_EXERCISE_
Return the whole listing, keeping every character the same.
───── DATA TO USE
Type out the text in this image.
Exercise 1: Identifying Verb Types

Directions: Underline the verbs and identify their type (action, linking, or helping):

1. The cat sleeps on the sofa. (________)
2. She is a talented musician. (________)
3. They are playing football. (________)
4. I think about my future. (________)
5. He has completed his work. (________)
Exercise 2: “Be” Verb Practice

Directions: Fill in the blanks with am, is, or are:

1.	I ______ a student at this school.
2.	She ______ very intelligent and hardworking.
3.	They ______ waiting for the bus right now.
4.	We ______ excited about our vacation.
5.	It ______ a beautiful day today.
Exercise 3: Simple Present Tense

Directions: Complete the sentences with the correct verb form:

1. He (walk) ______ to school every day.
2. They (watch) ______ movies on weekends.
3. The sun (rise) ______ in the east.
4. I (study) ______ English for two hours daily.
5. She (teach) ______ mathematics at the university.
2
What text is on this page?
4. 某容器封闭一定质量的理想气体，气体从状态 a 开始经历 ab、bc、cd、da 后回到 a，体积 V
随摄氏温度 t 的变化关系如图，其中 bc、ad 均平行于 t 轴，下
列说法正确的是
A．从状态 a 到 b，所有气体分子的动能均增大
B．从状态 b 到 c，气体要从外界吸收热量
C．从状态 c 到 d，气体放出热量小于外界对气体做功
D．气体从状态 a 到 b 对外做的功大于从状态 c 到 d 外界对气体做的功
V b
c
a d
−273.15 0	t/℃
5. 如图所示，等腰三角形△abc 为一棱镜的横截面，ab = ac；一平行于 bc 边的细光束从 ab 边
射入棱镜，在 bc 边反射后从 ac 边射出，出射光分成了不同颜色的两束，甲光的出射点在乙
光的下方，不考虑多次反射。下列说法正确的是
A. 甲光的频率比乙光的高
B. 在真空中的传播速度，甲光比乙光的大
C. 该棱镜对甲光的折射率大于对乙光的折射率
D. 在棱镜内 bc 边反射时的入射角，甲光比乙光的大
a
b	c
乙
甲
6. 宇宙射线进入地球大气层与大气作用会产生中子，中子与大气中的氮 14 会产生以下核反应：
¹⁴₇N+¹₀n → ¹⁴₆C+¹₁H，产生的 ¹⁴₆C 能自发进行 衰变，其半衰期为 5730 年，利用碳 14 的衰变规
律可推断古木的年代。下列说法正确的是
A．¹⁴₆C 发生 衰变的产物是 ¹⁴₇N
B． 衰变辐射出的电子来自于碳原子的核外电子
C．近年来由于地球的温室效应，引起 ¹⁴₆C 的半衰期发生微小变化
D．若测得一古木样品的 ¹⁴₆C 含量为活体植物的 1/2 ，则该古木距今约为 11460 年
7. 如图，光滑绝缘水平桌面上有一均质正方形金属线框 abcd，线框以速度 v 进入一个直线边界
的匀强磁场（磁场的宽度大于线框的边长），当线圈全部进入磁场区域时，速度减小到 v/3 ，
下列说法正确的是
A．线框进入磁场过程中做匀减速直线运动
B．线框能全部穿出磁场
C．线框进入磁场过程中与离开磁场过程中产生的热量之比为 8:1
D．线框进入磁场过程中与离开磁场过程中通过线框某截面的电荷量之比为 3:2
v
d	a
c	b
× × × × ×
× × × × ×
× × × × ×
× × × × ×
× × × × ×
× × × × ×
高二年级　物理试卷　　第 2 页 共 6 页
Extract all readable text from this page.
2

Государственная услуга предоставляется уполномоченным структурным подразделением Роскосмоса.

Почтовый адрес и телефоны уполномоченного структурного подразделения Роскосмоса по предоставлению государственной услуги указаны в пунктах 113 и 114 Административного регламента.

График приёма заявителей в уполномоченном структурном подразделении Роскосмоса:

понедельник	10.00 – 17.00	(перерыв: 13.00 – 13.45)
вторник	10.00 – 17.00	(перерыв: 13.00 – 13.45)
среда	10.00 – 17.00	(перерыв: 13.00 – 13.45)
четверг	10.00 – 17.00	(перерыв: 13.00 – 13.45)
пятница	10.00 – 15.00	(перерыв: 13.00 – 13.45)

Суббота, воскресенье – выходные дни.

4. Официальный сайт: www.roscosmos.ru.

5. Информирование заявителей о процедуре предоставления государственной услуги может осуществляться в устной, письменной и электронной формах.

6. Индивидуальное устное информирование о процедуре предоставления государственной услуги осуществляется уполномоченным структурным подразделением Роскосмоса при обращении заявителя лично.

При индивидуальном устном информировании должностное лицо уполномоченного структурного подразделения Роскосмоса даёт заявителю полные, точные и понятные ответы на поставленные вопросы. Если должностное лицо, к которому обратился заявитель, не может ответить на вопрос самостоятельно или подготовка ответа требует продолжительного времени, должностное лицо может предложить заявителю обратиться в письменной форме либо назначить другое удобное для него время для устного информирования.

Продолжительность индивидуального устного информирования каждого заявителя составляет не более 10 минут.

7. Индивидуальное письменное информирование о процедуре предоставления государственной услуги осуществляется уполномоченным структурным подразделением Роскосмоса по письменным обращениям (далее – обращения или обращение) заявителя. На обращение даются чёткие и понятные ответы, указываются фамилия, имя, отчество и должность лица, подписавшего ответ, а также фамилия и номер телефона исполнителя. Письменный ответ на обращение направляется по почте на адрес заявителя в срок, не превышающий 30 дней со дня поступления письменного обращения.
──────────
_OUTPUT OF THE TASK_
Type out the text in this image.
Exercise 1: Identifying Verb Types

Directions: Underline the verbs and identify their type (action, linking, or helping):

1. The cat sleeps on the sofa. (________)
2. She is a talented musician. (________)
3. They are playing football. (________)
4. I think about my future. (________)
5. He has completed his work. (________)
Exercise 2: “Be” Verb Practice

Directions: Fill in the blanks with am, is, or are:

1.	I ______ a student at this school.
2.	She ______ very intelligent and hardworking.
3.	They ______ waiting for the bus right now.
4.	We ______ excited about our vacation.
5.	It ______ a beautiful day today.
Exercise 3: Simple Present Tense

Directions: Complete the sentences with the correct verb form:

1. He (walk) ______ to school every day.
2. They (watch) ______ movies on weekends.
3. The sun (rise) ______ in the east.
4. I (study) ______ English for two hours daily.
5. She (teach) ______ mathematics at the university.
2
What text is on this page?
4. 某容器封闭一定质量的理想气体，气体从状态 a 开始经历 ab、bc、cd、da 后回到 a，体积 V
随摄氏温度 t 的变化关系如图，其中 bc、ad 均平行于 t 轴，下
列说法正确的是
A．从状态 a 到 b，所有气体分子的动能均增大
B．从状态 b 到 c，气体要从外界吸收热量
C．从状态 c 到 d，气体放出热量小于外界对气体做功
D．气体从状态 a 到 b 对外做的功大于从状态 c 到 d 外界对气体做的功
V b
c
a d
−273.15 0	t/℃
5. 如图所示，等腰三角形△abc 为一棱镜的横截面，ab = ac；一平行于 bc 边的细光束从 ab 边
射入棱镜，在 bc 边反射后从 ac 边射出，出射光分成了不同颜色的两束，甲光的出射点在乙
光的下方，不考虑多次反射。下列说法正确的是
A. 甲光的频率比乙光的高
B. 在真空中的传播速度，甲光比乙光的大
C. 该棱镜对甲光的折射率大于对乙光的折射率
D. 在棱镜内 bc 边反射时的入射角，甲光比乙光的大
a
b	c
乙
甲
6. 宇宙射线进入地球大气层与大气作用会产生中子，中子与大气中的氮 14 会产生以下核反应：
¹⁴₇N+¹₀n → ¹⁴₆C+¹₁H，产生的 ¹⁴₆C 能自发进行 衰变，其半衰期为 5730 年，利用碳 14 的衰变规
律可推断古木的年代。下列说法正确的是
A．¹⁴₆C 发生 衰变的产物是 ¹⁴₇N
B． 衰变辐射出的电子来自于碳原子的核外电子
C．近年来由于地球的温室效应，引起 ¹⁴₆C 的半衰期发生微小变化
D．若测得一古木样品的 ¹⁴₆C 含量为活体植物的 1/2 ，则该古木距今约为 11460 年
7. 如图，光滑绝缘水平桌面上有一均质正方形金属线框 abcd，线框以速度 v 进入一个直线边界
的匀强磁场（磁场的宽度大于线框的边长），当线圈全部进入磁场区域时，速度减小到 v/3 ，
下列说法正确的是
A．线框进入磁场过程中做匀减速直线运动
B．线框能全部穿出磁场
C．线框进入磁场过程中与离开磁场过程中产生的热量之比为 8:1
D．线框进入磁场过程中与离开磁场过程中通过线框某截面的电荷量之比为 3:2
v
d	a
c	b
× × × × ×
× × × × ×
× × × × ×
× × × × ×
× × × × ×
× × × × ×
高二年级　物理试卷　　第 2 页 共 6 页
Extract all readable text from this page.
2

Государственная услуга предоставляется уполномоченным структурным подразделением Роскосмоса.

Почтовый адрес и телефоны уполномоченного структурного подразделения Роскосмоса по предоставлению государственной услуги указаны в пунктах 113 и 114 Административного регламента.

График приёма заявителей в уполномоченном структурном подразделении Роскосмоса:

понедельник	10.00 – 17.00	(перерыв: 13.00 – 13.45)
вторник	10.00 – 17.00	(перерыв: 13.00 – 13.45)
среда	10.00 – 17.00	(перерыв: 13.00 – 13.45)
четверг	10.00 – 17.00	(перерыв: 13.00 – 13.45)
пятница	10.00 – 15.00	(перерыв: 13.00 – 13.45)

Суббота, воскресенье – выходные дни.

4. Официальный сайт: www.roscosmos.ru.

5. Информирование заявителей о процедуре предоставления государственной услуги может осуществляться в устной, письменной и электронной формах.

6. Индивидуальное устное информирование о процедуре предоставления государственной услуги осуществляется уполномоченным структурным подразделением Роскосмоса при обращении заявителя лично.

При индивидуальном устном информировании должностное лицо уполномоченного структурного подразделения Роскосмоса даёт заявителю полные, точные и понятные ответы на поставленные вопросы. Если должностное лицо, к которому обратился заявитель, не может ответить на вопрос самостоятельно или подготовка ответа требует продолжительного времени, должностное лицо может предложить заявителю обратиться в письменной форме либо назначить другое удобное для него время для устного информирования.

Продолжительность индивидуального устного информирования каждого заявителя составляет не более 10 минут.

7. Индивидуальное письменное информирование о процедуре предоставления государственной услуги осуществляется уполномоченным структурным подразделением Роскосмоса по письменным обращениям (далее – обращения или обращение) заявителя. На обращение даются чёткие и понятные ответы, указываются фамилия, имя, отчество и должность лица, подписавшего ответ, а также фамилия и номер телефона исполнителя. Письменный ответ на обращение направляется по почте на адрес заявителя в срок, не превышающий 30 дней со дня поступления письменного обращения.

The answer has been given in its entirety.